** Begin Exercise data **

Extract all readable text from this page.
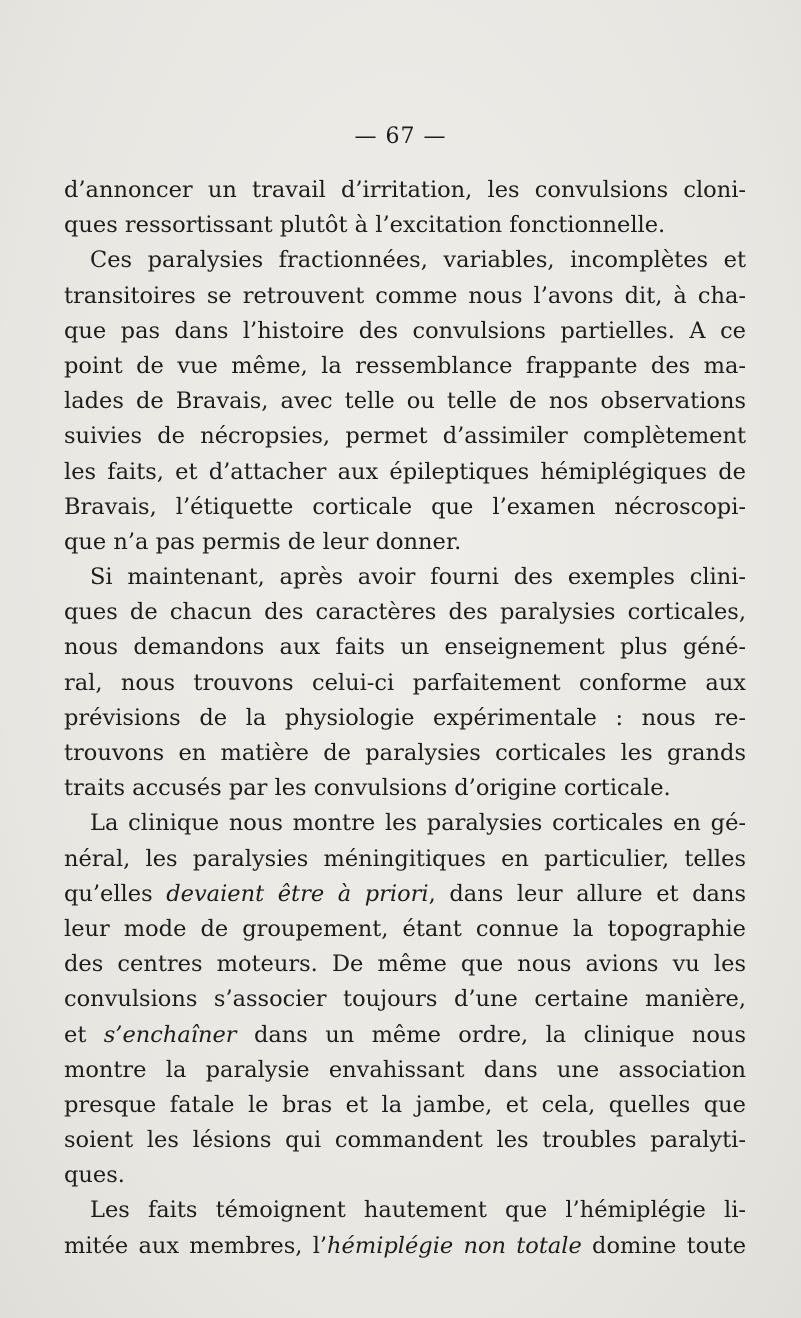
— 67 —
d’annoncer un travail d’irritation, les convulsions cloni-
ques ressortissant plutôt à l’excitation fonctionnelle.
Ces paralysies fractionnées, variables, incomplètes et
transitoires se retrouvent comme nous l’avons dit, à cha-
que pas dans l’histoire des convulsions partielles. A ce
point de vue même, la ressemblance frappante des ma-
lades de Bravais, avec telle ou telle de nos observations
suivies de nécropsies, permet d’assimiler complètement
les faits, et d’attacher aux épileptiques hémiplégiques de
Bravais, l’étiquette corticale que l’examen nécroscopi-
que n’a pas permis de leur donner.
Si maintenant, après avoir fourni des exemples clini-
ques de chacun des caractères des paralysies corticales,
nous demandons aux faits un enseignement plus géné-
ral, nous trouvons celui-ci parfaitement conforme aux
prévisions de la physiologie expérimentale : nous re-
trouvons en matière de paralysies corticales les grands
traits accusés par les convulsions d’origine corticale.
La clinique nous montre les paralysies corticales en gé-
néral, les paralysies méningitiques en particulier, telles
qu’elles devaient être à priori, dans leur allure et dans
leur mode de groupement, étant connue la topographie
des centres moteurs. De même que nous avions vu les
convulsions s’associer toujours d’une certaine manière,
et s’enchaîner dans un même ordre, la clinique nous
montre la paralysie envahissant dans une association
presque fatale le bras et la jambe, et cela, quelles que
soient les lésions qui commandent les troubles paralyti-
ques.
Les faits témoignent hautement que l’hémiplégie li-
mitée aux membres, l’hémiplégie non totale domine toute
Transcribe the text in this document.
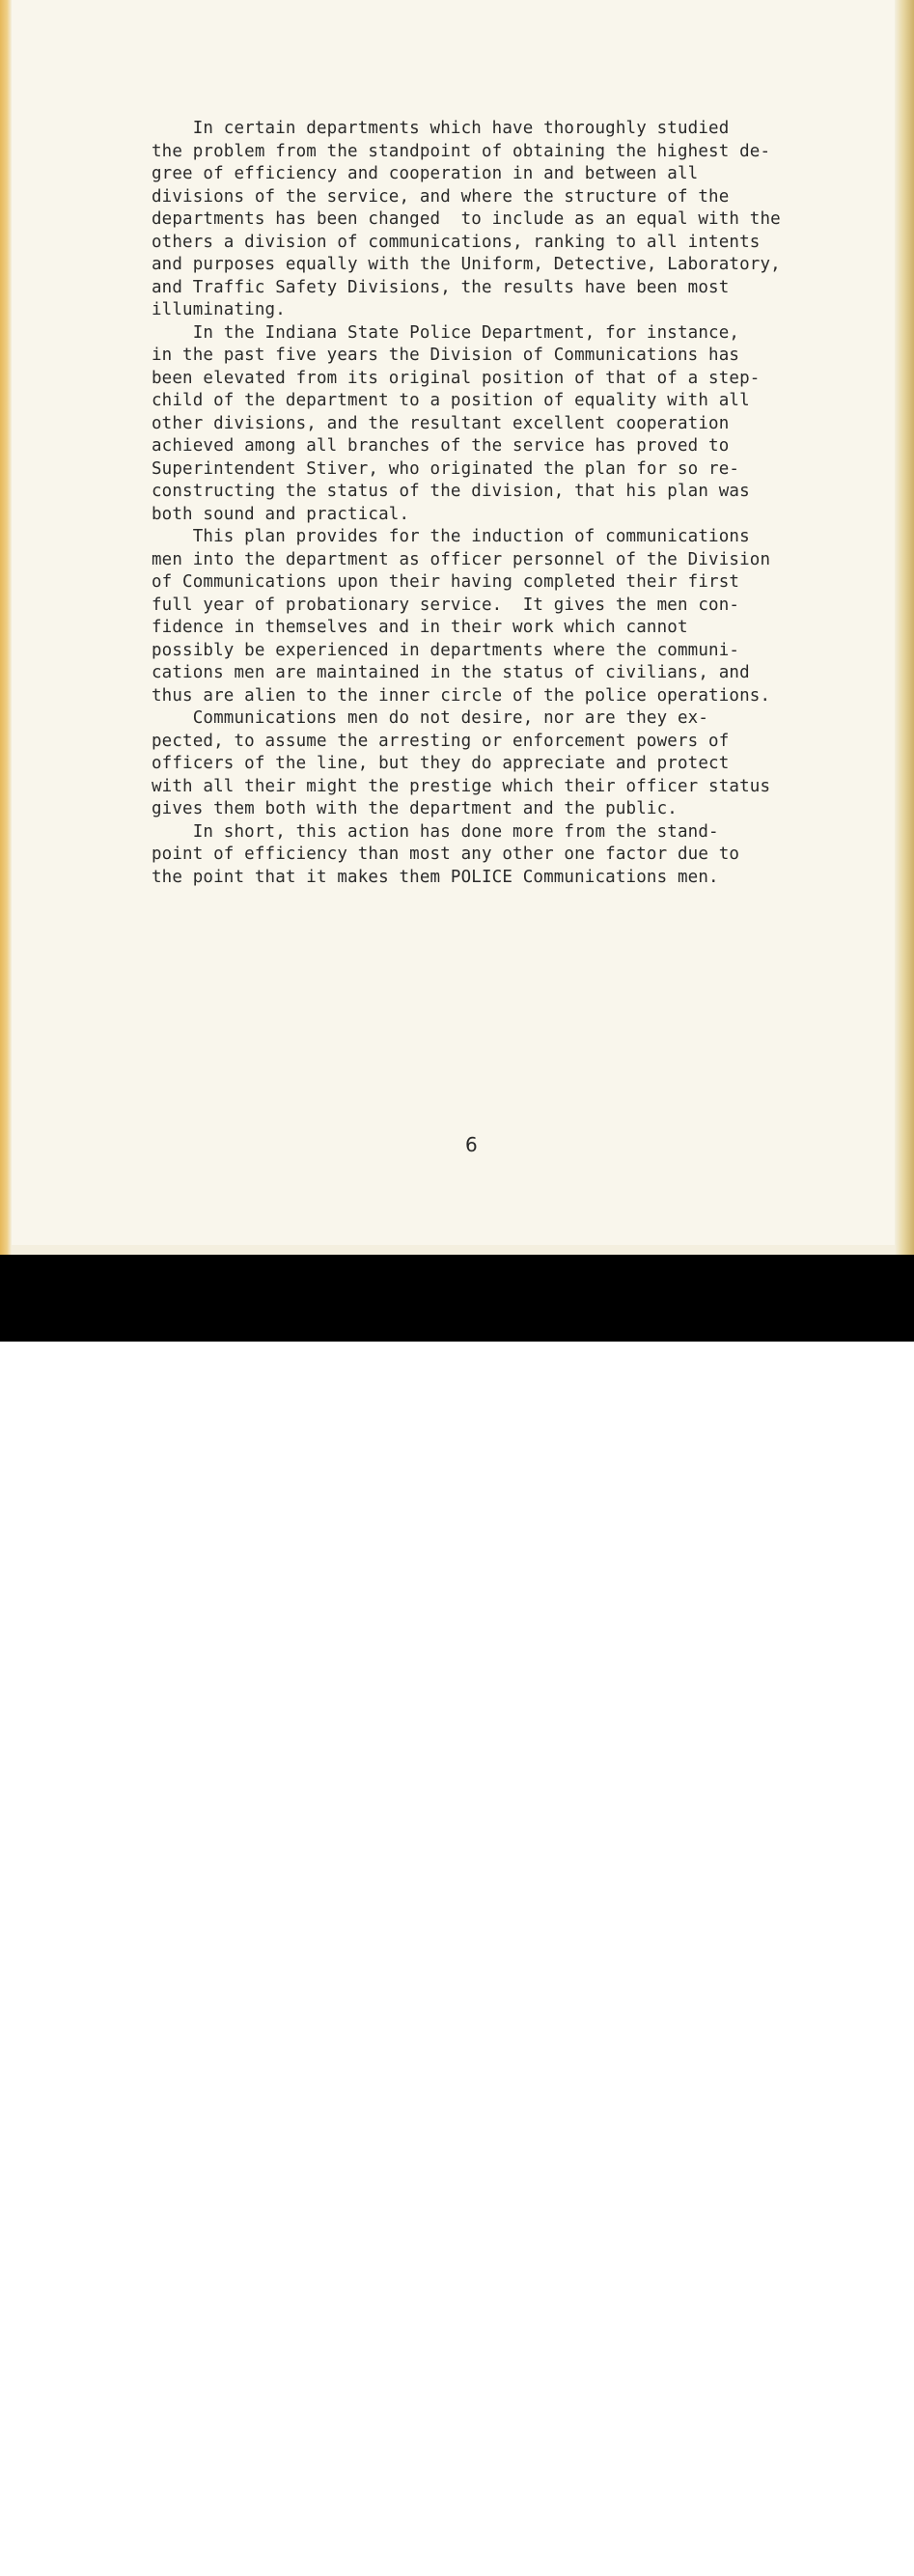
In certain departments which have thoroughly studied
the problem from the standpoint of obtaining the highest de-
gree of efficiency and cooperation in and between all
divisions of the service, and where the structure of the
departments has been changed  to include as an equal with the
others a division of communications, ranking to all intents
and purposes equally with the Uniform, Detective, Laboratory,
and Traffic Safety Divisions, the results have been most
illuminating.
In the Indiana State Police Department, for instance,
in the past five years the Division of Communications has
been elevated from its original position of that of a step-
child of the department to a position of equality with all
other divisions, and the resultant excellent cooperation
achieved among all branches of the service has proved to
Superintendent Stiver, who originated the plan for so re-
constructing the status of the division, that his plan was
both sound and practical.
This plan provides for the induction of communications
men into the department as officer personnel of the Division
of Communications upon their having completed their first
full year of probationary service.  It gives the men con-
fidence in themselves and in their work which cannot
possibly be experienced in departments where the communi-
cations men are maintained in the status of civilians, and
thus are alien to the inner circle of the police operations.
Communications men do not desire, nor are they ex-
pected, to assume the arresting or enforcement powers of
officers of the line, but they do appreciate and protect
with all their might the prestige which their officer status
gives them both with the department and the public.
In short, this action has done more from the stand-
point of efficiency than most any other one factor due to
the point that it makes them POLICE Communications men.
6
alamy	Image ID: 3BFYX1G
www.alamy.com
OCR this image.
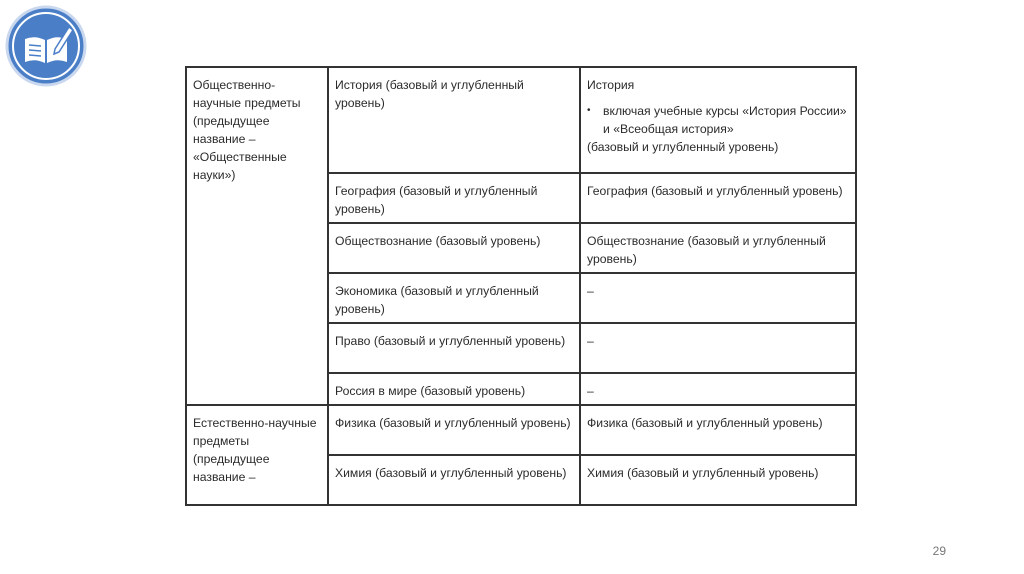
Общественно-научные предметы (предыдущее название – «Общественные науки»)	История (базовый и углубленный уровень)	История
• включая учебные курсы «История России» и «Всеобщая история»
(базовый и углубленный уровень)

	География (базовый и углубленный уровень)	География (базовый и углубленный уровень)
	Обществознание (базовый уровень)	Обществознание (базовый и углубленный уровень)
	Экономика (базовый и углубленный уровень)	–
	Право (базовый и углубленный уровень)	–
	Россия в мире (базовый уровень)	–
Естественно-научные предметы (предыдущее название –	Физика (базовый и углубленный уровень)	Физика (базовый и углубленный уровень)
	Химия (базовый и углубленный уровень)	Химия (базовый и углубленный уровень)
29
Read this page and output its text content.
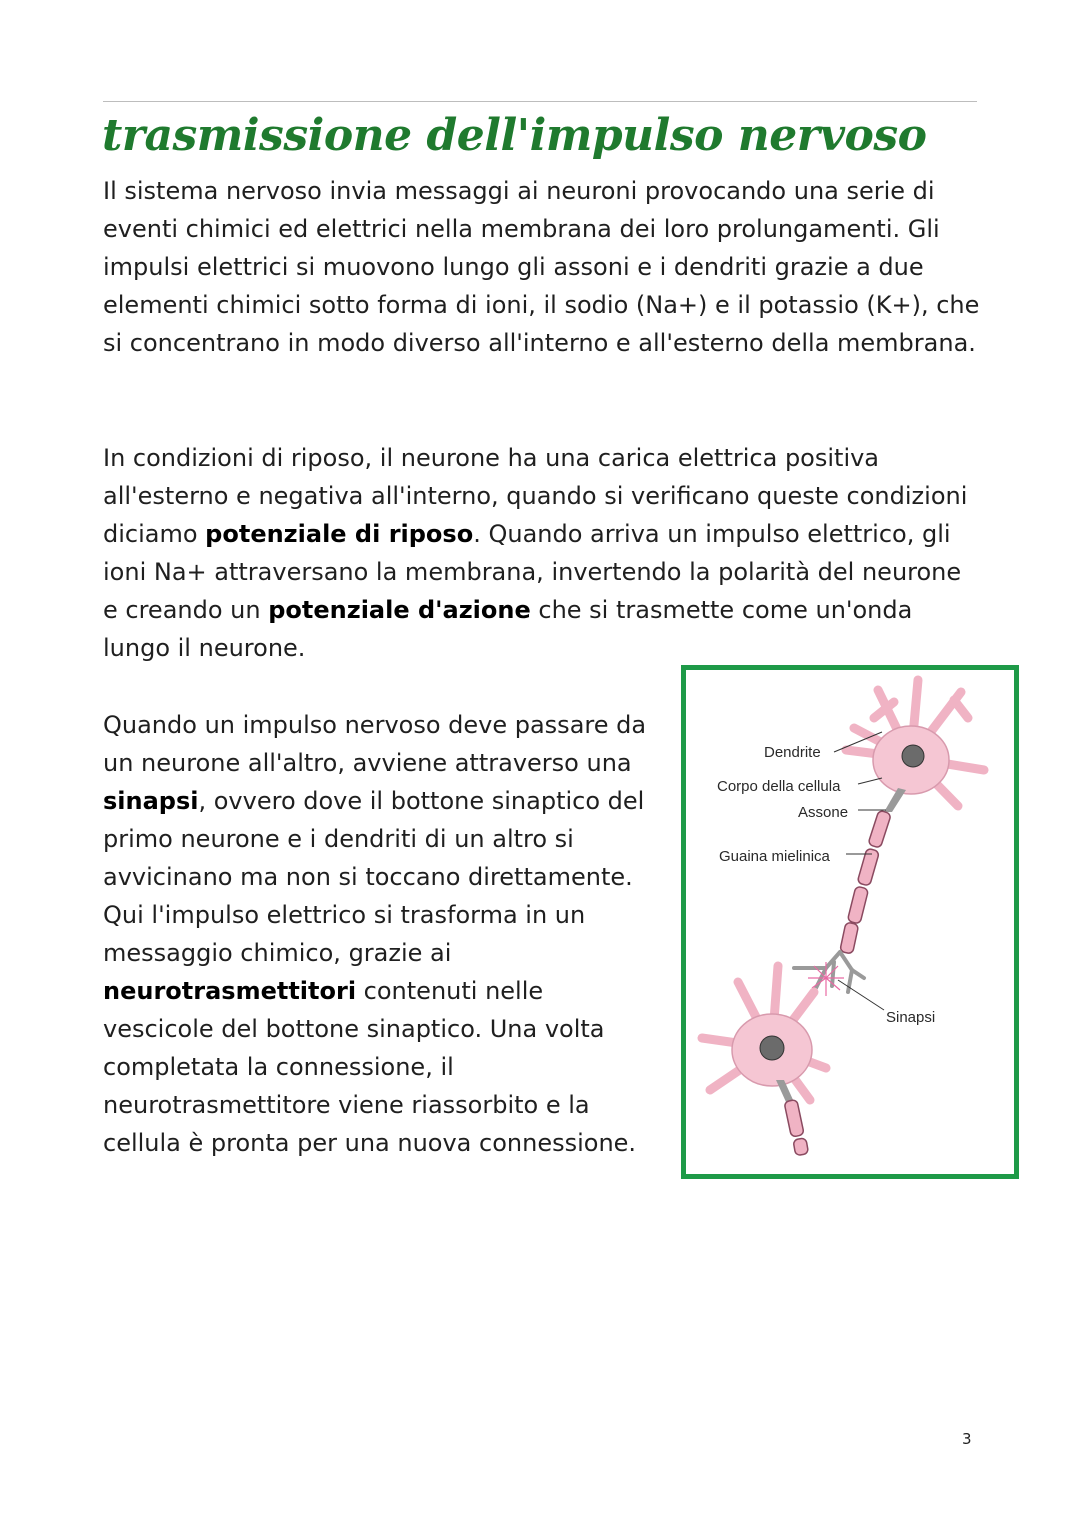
trasmissione dell'impulso nervoso

Il sistema nervoso invia messaggi ai neuroni provocando una serie di eventi chimici ed elettrici nella membrana dei loro prolungamenti. Gli impulsi elettrici si muovono lungo gli assoni e i dendriti grazie a due elementi chimici sotto forma di ioni, il sodio (Na+) e il potassio (K+), che si concentrano in modo diverso all'interno e all'esterno della membrana.

In condizioni di riposo, il neurone ha una carica elettrica positiva all'esterno e negativa all'interno, quando si verificano queste condizioni diciamo potenziale di riposo. Quando arriva un impulso elettrico, gli ioni Na+ attraversano la membrana, invertendo la polarità del neurone e creando un potenziale d'azione che si trasmette come un'onda lungo il neurone.

Quando un impulso nervoso deve passare da un neurone all'altro, avviene attraverso una sinapsi, ovvero dove il bottone sinaptico del primo neurone e i dendriti di un altro si avvicinano ma non si toccano direttamente. Qui l'impulso elettrico si trasforma in un messaggio chimico, grazie ai neurotrasmettitori contenuti nelle vescicole del bottone sinaptico. Una volta completata la connessione, il neurotrasmettitore viene riassorbito e la cellula è pronta per una nuova connessione.

Dendrite
Corpo della cellula
Assone
Guaina mielinica
Sinapsi
3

** End Exercise data **

_To be done_: Retype all of the entries exactly as written, leaving out any images.

_Answer in full_:
Extract all readable text from this page.
— 67 —
d’annoncer un travail d’irritation, les convulsions cloni-
ques ressortissant plutôt à l’excitation fonctionnelle.
Ces paralysies fractionnées, variables, incomplètes et
transitoires se retrouvent comme nous l’avons dit, à cha-
que pas dans l’histoire des convulsions partielles. A ce
point de vue même, la ressemblance frappante des ma-
lades de Bravais, avec telle ou telle de nos observations
suivies de nécropsies, permet d’assimiler complètement
les faits, et d’attacher aux épileptiques hémiplégiques de
Bravais, l’étiquette corticale que l’examen nécroscopi-
que n’a pas permis de leur donner.
Si maintenant, après avoir fourni des exemples clini-
ques de chacun des caractères des paralysies corticales,
nous demandons aux faits un enseignement plus géné-
ral, nous trouvons celui-ci parfaitement conforme aux
prévisions de la physiologie expérimentale : nous re-
trouvons en matière de paralysies corticales les grands
traits accusés par les convulsions d’origine corticale.
La clinique nous montre les paralysies corticales en gé-
néral, les paralysies méningitiques en particulier, telles
qu’elles devaient être à priori, dans leur allure et dans
leur mode de groupement, étant connue la topographie
des centres moteurs. De même que nous avions vu les
convulsions s’associer toujours d’une certaine manière,
et s’enchaîner dans un même ordre, la clinique nous
montre la paralysie envahissant dans une association
presque fatale le bras et la jambe, et cela, quelles que
soient les lésions qui commandent les troubles paralyti-
ques.
Les faits témoignent hautement que l’hémiplégie li-
mitée aux membres, l’hémiplégie non totale domine toute
Transcribe the text in this document.
In certain departments which have thoroughly studied
the problem from the standpoint of obtaining the highest de-
gree of efficiency and cooperation in and between all
divisions of the service, and where the structure of the
departments has been changed  to include as an equal with the
others a division of communications, ranking to all intents
and purposes equally with the Uniform, Detective, Laboratory,
and Traffic Safety Divisions, the results have been most
illuminating.
In the Indiana State Police Department, for instance,
in the past five years the Division of Communications has
been elevated from its original position of that of a step-
child of the department to a position of equality with all
other divisions, and the resultant excellent cooperation
achieved among all branches of the service has proved to
Superintendent Stiver, who originated the plan for so re-
constructing the status of the division, that his plan was
both sound and practical.
This plan provides for the induction of communications
men into the department as officer personnel of the Division
of Communications upon their having completed their first
full year of probationary service.  It gives the men con-
fidence in themselves and in their work which cannot
possibly be experienced in departments where the communi-
cations men are maintained in the status of civilians, and
thus are alien to the inner circle of the police operations.
Communications men do not desire, nor are they ex-
pected, to assume the arresting or enforcement powers of
officers of the line, but they do appreciate and protect
with all their might the prestige which their officer status
gives them both with the department and the public.
In short, this action has done more from the stand-
point of efficiency than most any other one factor due to
the point that it makes them POLICE Communications men.
6
alamy	Image ID: 3BFYX1G
www.alamy.com
OCR this image.
Общественно-научные предметы (предыдущее название – «Общественные науки»)	История (базовый и углубленный уровень)	История
• включая учебные курсы «История России» и «Всеобщая история»
(базовый и углубленный уровень)

	География (базовый и углубленный уровень)	География (базовый и углубленный уровень)
	Обществознание (базовый уровень)	Обществознание (базовый и углубленный уровень)
	Экономика (базовый и углубленный уровень)	–
	Право (базовый и углубленный уровень)	–
	Россия в мире (базовый уровень)	–
Естественно-научные предметы (предыдущее название –	Физика (базовый и углубленный уровень)	Физика (базовый и углубленный уровень)
	Химия (базовый и углубленный уровень)	Химия (базовый и углубленный уровень)
29
Read this page and output its text content.
trasmissione dell'impulso nervoso

Il sistema nervoso invia messaggi ai neuroni provocando una serie di eventi chimici ed elettrici nella membrana dei loro prolungamenti. Gli impulsi elettrici si muovono lungo gli assoni e i dendriti grazie a due elementi chimici sotto forma di ioni, il sodio (Na+) e il potassio (K+), che si concentrano in modo diverso all'interno e all'esterno della membrana.

In condizioni di riposo, il neurone ha una carica elettrica positiva all'esterno e negativa all'interno, quando si verificano queste condizioni diciamo potenziale di riposo. Quando arriva un impulso elettrico, gli ioni Na+ attraversano la membrana, invertendo la polarità del neurone e creando un potenziale d'azione che si trasmette come un'onda lungo il neurone.

Quando un impulso nervoso deve passare da un neurone all'altro, avviene attraverso una sinapsi, ovvero dove il bottone sinaptico del primo neurone e i dendriti di un altro si avvicinano ma non si toccano direttamente. Qui l'impulso elettrico si trasforma in un messaggio chimico, grazie ai neurotrasmettitori contenuti nelle vescicole del bottone sinaptico. Una volta completata la connessione, il neurotrasmettitore viene riassorbito e la cellula è pronta per una nuova connessione.

Dendrite
Corpo della cellula
Assone
Guaina mielinica
Sinapsi
3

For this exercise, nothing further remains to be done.